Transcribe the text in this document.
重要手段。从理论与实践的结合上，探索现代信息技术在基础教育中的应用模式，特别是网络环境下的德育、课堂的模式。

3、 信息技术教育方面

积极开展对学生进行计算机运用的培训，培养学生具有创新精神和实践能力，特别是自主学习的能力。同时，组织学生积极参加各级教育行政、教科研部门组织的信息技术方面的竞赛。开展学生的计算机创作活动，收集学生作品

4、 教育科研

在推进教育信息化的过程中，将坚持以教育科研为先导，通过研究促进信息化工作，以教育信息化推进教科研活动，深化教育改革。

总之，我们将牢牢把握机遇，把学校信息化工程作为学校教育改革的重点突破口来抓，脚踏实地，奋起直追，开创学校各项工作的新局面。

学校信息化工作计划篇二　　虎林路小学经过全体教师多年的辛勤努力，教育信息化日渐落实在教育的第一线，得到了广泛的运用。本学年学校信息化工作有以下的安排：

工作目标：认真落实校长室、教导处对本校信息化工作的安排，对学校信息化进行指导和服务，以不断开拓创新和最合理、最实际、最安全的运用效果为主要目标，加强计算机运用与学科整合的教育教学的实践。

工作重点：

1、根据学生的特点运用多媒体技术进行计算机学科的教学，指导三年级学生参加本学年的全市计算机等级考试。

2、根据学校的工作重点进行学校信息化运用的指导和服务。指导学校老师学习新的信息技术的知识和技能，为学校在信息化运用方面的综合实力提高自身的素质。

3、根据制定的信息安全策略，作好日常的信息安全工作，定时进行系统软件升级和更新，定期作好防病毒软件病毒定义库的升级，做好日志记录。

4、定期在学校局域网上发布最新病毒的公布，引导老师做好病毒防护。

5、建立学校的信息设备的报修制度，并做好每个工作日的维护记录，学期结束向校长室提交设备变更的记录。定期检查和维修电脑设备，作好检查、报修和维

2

> _WHAT TO PRODUCE_
Every record above should be output exactly.

> _FULL OUTPUT_
Transcribe the text in this document.
重要手段。从理论与实践的结合上，探索现代信息技术在基础教育中的应用模式，特别是网络环境下的德育、课堂的模式。

3、 信息技术教育方面

积极开展对学生进行计算机运用的培训，培养学生具有创新精神和实践能力，特别是自主学习的能力。同时，组织学生积极参加各级教育行政、教科研部门组织的信息技术方面的竞赛。开展学生的计算机创作活动，收集学生作品

4、 教育科研

在推进教育信息化的过程中，将坚持以教育科研为先导，通过研究促进信息化工作，以教育信息化推进教科研活动，深化教育改革。

总之，我们将牢牢把握机遇，把学校信息化工程作为学校教育改革的重点突破口来抓，脚踏实地，奋起直追，开创学校各项工作的新局面。

学校信息化工作计划篇二　　虎林路小学经过全体教师多年的辛勤努力，教育信息化日渐落实在教育的第一线，得到了广泛的运用。本学年学校信息化工作有以下的安排：

工作目标：认真落实校长室、教导处对本校信息化工作的安排，对学校信息化进行指导和服务，以不断开拓创新和最合理、最实际、最安全的运用效果为主要目标，加强计算机运用与学科整合的教育教学的实践。

工作重点：

1、根据学生的特点运用多媒体技术进行计算机学科的教学，指导三年级学生参加本学年的全市计算机等级考试。

2、根据学校的工作重点进行学校信息化运用的指导和服务。指导学校老师学习新的信息技术的知识和技能，为学校在信息化运用方面的综合实力提高自身的素质。

3、根据制定的信息安全策略，作好日常的信息安全工作，定时进行系统软件升级和更新，定期作好防病毒软件病毒定义库的升级，做好日志记录。

4、定期在学校局域网上发布最新病毒的公布，引导老师做好病毒防护。

5、建立学校的信息设备的报修制度，并做好每个工作日的维护记录，学期结束向校长室提交设备变更的记录。定期检查和维修电脑设备，作好检查、报修和维

2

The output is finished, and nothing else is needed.